▶ **Written exercise**
Provide an exact copy of the data, excluding the images.

* START *

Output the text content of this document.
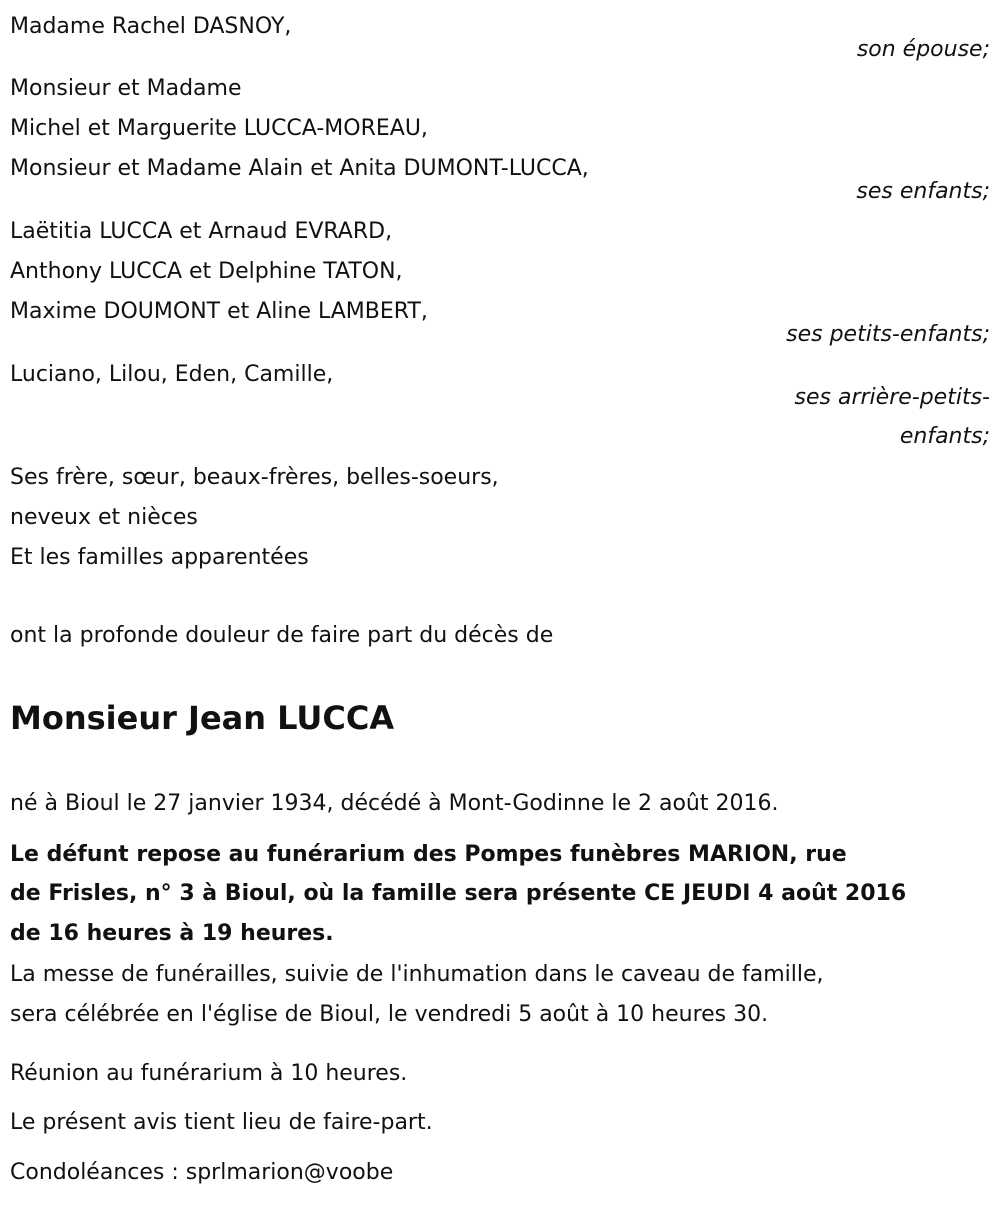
Madame Rachel DASNOY,
son épouse;
Monsieur et Madame
Michel et Marguerite LUCCA-MOREAU,
Monsieur et Madame Alain et Anita DUMONT-LUCCA,
ses enfants;
Laëtitia LUCCA et Arnaud EVRARD,
Anthony LUCCA et Delphine TATON,
Maxime DOUMONT et Aline LAMBERT,
ses petits-enfants;
Luciano, Lilou, Eden, Camille,
ses arrière-petits-
enfants;
Ses frère, sœur, beaux-frères, belles-soeurs,
neveux et nièces
Et les familles apparentées
ont la profonde douleur de faire part du décès de
Monsieur Jean LUCCA
né à Bioul le 27 janvier 1934, décédé à Mont-Godinne le 2 août 2016.
Le défunt repose au funérarium des Pompes funèbres MARION, rue
de Frisles, n° 3 à Bioul, où la famille sera présente CE JEUDI 4 août 2016
de 16 heures à 19 heures.
La messe de funérailles, suivie de l'inhumation dans le caveau de famille,
sera célébrée en l'église de Bioul, le vendredi 5 août à 10 heures 30.
Réunion au funérarium à 10 heures.
Le présent avis tient lieu de faire-part.
Condoléances : sprlmarion@voobe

* END *

▶ **Answer to this problem**
Output the text content of this document.
Madame Rachel DASNOY,
son épouse;
Monsieur et Madame
Michel et Marguerite LUCCA-MOREAU,
Monsieur et Madame Alain et Anita DUMONT-LUCCA,
ses enfants;
Laëtitia LUCCA et Arnaud EVRARD,
Anthony LUCCA et Delphine TATON,
Maxime DOUMONT et Aline LAMBERT,
ses petits-enfants;
Luciano, Lilou, Eden, Camille,
ses arrière-petits-
enfants;
Ses frère, sœur, beaux-frères, belles-soeurs,
neveux et nièces
Et les familles apparentées
ont la profonde douleur de faire part du décès de
Monsieur Jean LUCCA
né à Bioul le 27 janvier 1934, décédé à Mont-Godinne le 2 août 2016.
Le défunt repose au funérarium des Pompes funèbres MARION, rue
de Frisles, n° 3 à Bioul, où la famille sera présente CE JEUDI 4 août 2016
de 16 heures à 19 heures.
La messe de funérailles, suivie de l'inhumation dans le caveau de famille,
sera célébrée en l'église de Bioul, le vendredi 5 août à 10 heures 30.
Réunion au funérarium à 10 heures.
Le présent avis tient lieu de faire-part.
Condoléances : sprlmarion@voobe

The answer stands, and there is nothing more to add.